### Exercise directions
Leaving the pictures aside, transcribe every line below exactly.

### Excerpted records

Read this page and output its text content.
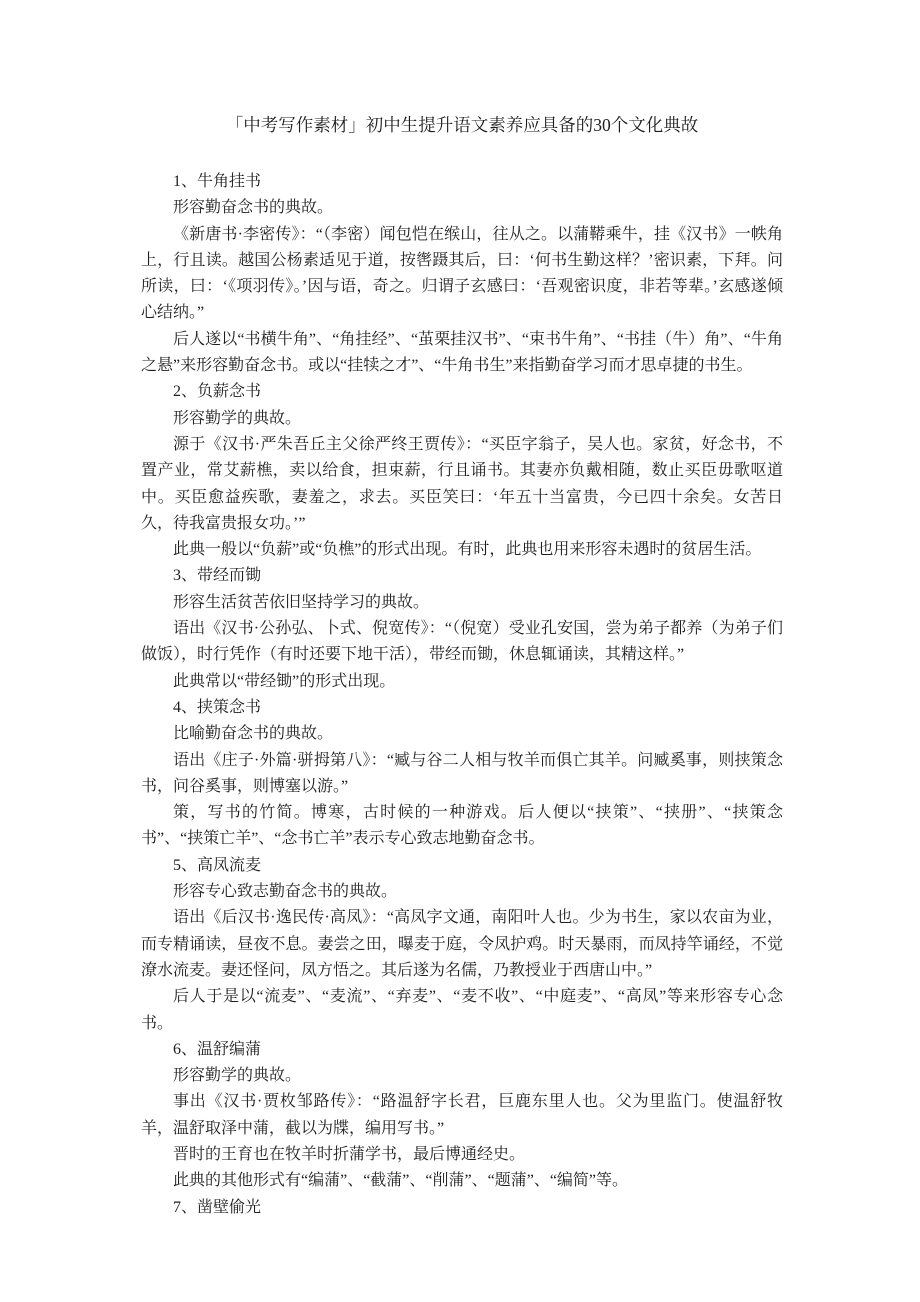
「中考写作素材」初中生提升语文素养应具备的30个文化典故

1、牛角挂书

形容勤奋念书的典故。

《新唐书·李密传》：“（李密）闻包恺在缑山，往从之。以蒲鞯乘牛，挂《汉书》一帙角上，行且读。越国公杨素适见于道，按辔蹑其后，曰：‘何书生勤这样？’密识素，下拜。问所读，曰：‘《项羽传》。’因与语，奇之。归谓子玄感曰：‘吾观密识度，非若等辈。’玄感遂倾心结纳。”

后人遂以“书横牛角”、“角挂经”、“茧栗挂汉书”、“束书牛角”、“书挂（牛）角”、“牛角之悬”来形容勤奋念书。或以“挂犊之才”、“牛角书生”来指勤奋学习而才思卓捷的书生。

2、负薪念书

形容勤学的典故。

源于《汉书·严朱吾丘主父徐严终王贾传》：“买臣字翁子，吴人也。家贫，好念书，不置产业，常艾薪樵，卖以给食，担束薪，行且诵书。其妻亦负戴相随，数止买臣毋歌呕道中。买臣愈益疾歌，妻羞之，求去。买臣笑曰：‘年五十当富贵，今已四十余矣。女苦日久，待我富贵报女功。’”

此典一般以“负薪”或“负樵”的形式出现。有时，此典也用来形容未遇时的贫居生活。

3、带经而锄

形容生活贫苦依旧坚持学习的典故。

语出《汉书·公孙弘、卜式、倪宽传》：“（倪宽）受业孔安国，尝为弟子都养（为弟子们做饭），时行凭作（有时还要下地干活），带经而锄，休息辄诵读，其精这样。”

此典常以“带经锄”的形式出现。

4、挟策念书

比喻勤奋念书的典故。

语出《庄子·外篇·骈拇第八》：“臧与谷二人相与牧羊而俱亡其羊。问臧奚事，则挟策念书，问谷奚事，则博塞以游。”

策，写书的竹简。博寒，古时候的一种游戏。后人便以“挟策”、“挟册”、“挟策念书”、“挟策亡羊”、“念书亡羊”表示专心致志地勤奋念书。

5、高凤流麦

形容专心致志勤奋念书的典故。

语出《后汉书·逸民传·高凤》：“高凤字文通，南阳叶人也。少为书生，家以农亩为业，而专精诵读，昼夜不息。妻尝之田，曝麦于庭，令凤护鸡。时天暴雨，而凤持竿诵经，不觉潦水流麦。妻还怪问，凤方悟之。其后遂为名儒，乃教授业于西唐山中。”

后人于是以“流麦”、“麦流”、“弃麦”、“麦不收”、“中庭麦”、“高凤”等来形容专心念书。

6、温舒编蒲

形容勤学的典故。

事出《汉书·贾枚邹路传》：“路温舒字长君，巨鹿东里人也。父为里监门。使温舒牧羊，温舒取泽中蒲，截以为牒，编用写书。”

晋时的王育也在牧羊时折蒲学书，最后博通经史。

此典的其他形式有“编蒲”、“截蒲”、“削蒲”、“题蒲”、“编简”等。

7、凿壁偷光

### Solution to this exercise
Read this page and output its text content.
「中考写作素材」初中生提升语文素养应具备的30个文化典故

1、牛角挂书

形容勤奋念书的典故。

《新唐书·李密传》：“（李密）闻包恺在缑山，往从之。以蒲鞯乘牛，挂《汉书》一帙角上，行且读。越国公杨素适见于道，按辔蹑其后，曰：‘何书生勤这样？’密识素，下拜。问所读，曰：‘《项羽传》。’因与语，奇之。归谓子玄感曰：‘吾观密识度，非若等辈。’玄感遂倾心结纳。”

后人遂以“书横牛角”、“角挂经”、“茧栗挂汉书”、“束书牛角”、“书挂（牛）角”、“牛角之悬”来形容勤奋念书。或以“挂犊之才”、“牛角书生”来指勤奋学习而才思卓捷的书生。

2、负薪念书

形容勤学的典故。

源于《汉书·严朱吾丘主父徐严终王贾传》：“买臣字翁子，吴人也。家贫，好念书，不置产业，常艾薪樵，卖以给食，担束薪，行且诵书。其妻亦负戴相随，数止买臣毋歌呕道中。买臣愈益疾歌，妻羞之，求去。买臣笑曰：‘年五十当富贵，今已四十余矣。女苦日久，待我富贵报女功。’”

此典一般以“负薪”或“负樵”的形式出现。有时，此典也用来形容未遇时的贫居生活。

3、带经而锄

形容生活贫苦依旧坚持学习的典故。

语出《汉书·公孙弘、卜式、倪宽传》：“（倪宽）受业孔安国，尝为弟子都养（为弟子们做饭），时行凭作（有时还要下地干活），带经而锄，休息辄诵读，其精这样。”

此典常以“带经锄”的形式出现。

4、挟策念书

比喻勤奋念书的典故。

语出《庄子·外篇·骈拇第八》：“臧与谷二人相与牧羊而俱亡其羊。问臧奚事，则挟策念书，问谷奚事，则博塞以游。”

策，写书的竹简。博寒，古时候的一种游戏。后人便以“挟策”、“挟册”、“挟策念书”、“挟策亡羊”、“念书亡羊”表示专心致志地勤奋念书。

5、高凤流麦

形容专心致志勤奋念书的典故。

语出《后汉书·逸民传·高凤》：“高凤字文通，南阳叶人也。少为书生，家以农亩为业，而专精诵读，昼夜不息。妻尝之田，曝麦于庭，令凤护鸡。时天暴雨，而凤持竿诵经，不觉潦水流麦。妻还怪问，凤方悟之。其后遂为名儒，乃教授业于西唐山中。”

后人于是以“流麦”、“麦流”、“弃麦”、“麦不收”、“中庭麦”、“高凤”等来形容专心念书。

6、温舒编蒲

形容勤学的典故。

事出《汉书·贾枚邹路传》：“路温舒字长君，巨鹿东里人也。父为里监门。使温舒牧羊，温舒取泽中蒲，截以为牒，编用写书。”

晋时的王育也在牧羊时折蒲学书，最后博通经史。

此典的其他形式有“编蒲”、“截蒲”、“削蒲”、“题蒲”、“编简”等。

7、凿壁偷光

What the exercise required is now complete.